---- Records provided

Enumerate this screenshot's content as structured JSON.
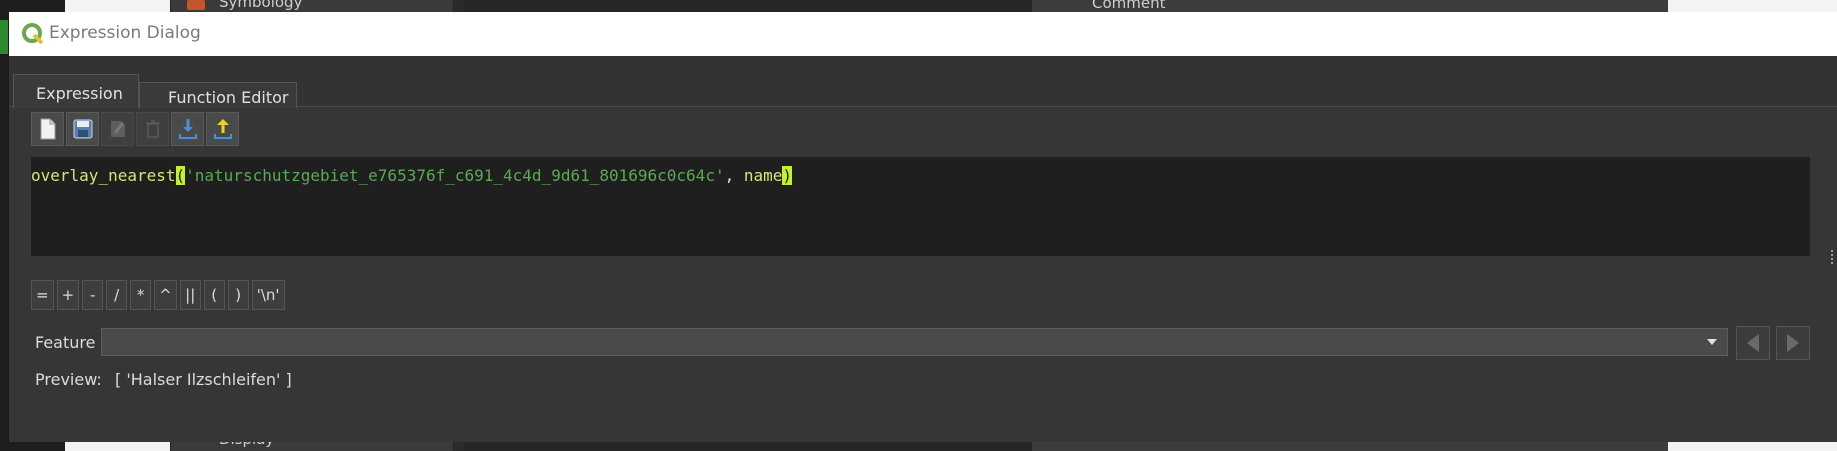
{
  "background": {
    "symbology_label": "Symbology",
    "comment_label": "Comment",
    "display_label": "Display"
  },
  "dialog": {
    "title": "Expression Dialog"
  },
  "tabs": [
    {
      "label": "Expression",
      "active": true
    },
    {
      "label": "Function Editor",
      "active": false
    }
  ],
  "toolbar": {
    "buttons": [
      {
        "icon": "new-file-icon",
        "enabled": true
      },
      {
        "icon": "save-icon",
        "enabled": true
      },
      {
        "icon": "edit-icon",
        "enabled": false
      },
      {
        "icon": "delete-icon",
        "enabled": false
      },
      {
        "icon": "import-icon",
        "enabled": true
      },
      {
        "icon": "export-icon",
        "enabled": true
      }
    ]
  },
  "editor": {
    "function_name": "overlay_nearest",
    "open_paren": "(",
    "string_arg": "'naturschutzgebiet_e765376f_c691_4c4d_9d61_801696c0c64c'",
    "separator": ", ",
    "field_arg": "name",
    "close_paren": ")",
    "colors": {
      "function": "#cfe878",
      "string": "#5aaa54",
      "paren_highlight": "#c6ef2c"
    }
  },
  "operators": [
    "=",
    "+",
    "-",
    "/",
    "*",
    "^",
    "||",
    "(",
    ")",
    "'\\n'"
  ],
  "feature": {
    "label": "Feature",
    "selected": ""
  },
  "preview": {
    "label": "Preview:",
    "value": "[ 'Halser Ilzschleifen' ]"
  }
}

--------

Leave out the pictures and print every line of the data exactly.

__The answer__.
Enumerate this screenshot's content as structured JSON.
{
  "background": {
    "symbology_label": "Symbology",
    "comment_label": "Comment",
    "display_label": "Display"
  },
  "dialog": {
    "title": "Expression Dialog"
  },
  "tabs": [
    {
      "label": "Expression",
      "active": true
    },
    {
      "label": "Function Editor",
      "active": false
    }
  ],
  "toolbar": {
    "buttons": [
      {
        "icon": "new-file-icon",
        "enabled": true
      },
      {
        "icon": "save-icon",
        "enabled": true
      },
      {
        "icon": "edit-icon",
        "enabled": false
      },
      {
        "icon": "delete-icon",
        "enabled": false
      },
      {
        "icon": "import-icon",
        "enabled": true
      },
      {
        "icon": "export-icon",
        "enabled": true
      }
    ]
  },
  "editor": {
    "function_name": "overlay_nearest",
    "open_paren": "(",
    "string_arg": "'naturschutzgebiet_e765376f_c691_4c4d_9d61_801696c0c64c'",
    "separator": ", ",
    "field_arg": "name",
    "close_paren": ")",
    "colors": {
      "function": "#cfe878",
      "string": "#5aaa54",
      "paren_highlight": "#c6ef2c"
    }
  },
  "operators": [
    "=",
    "+",
    "-",
    "/",
    "*",
    "^",
    "||",
    "(",
    ")",
    "'\\n'"
  ],
  "feature": {
    "label": "Feature",
    "selected": ""
  },
  "preview": {
    "label": "Preview:",
    "value": "[ 'Halser Ilzschleifen' ]"
  }
}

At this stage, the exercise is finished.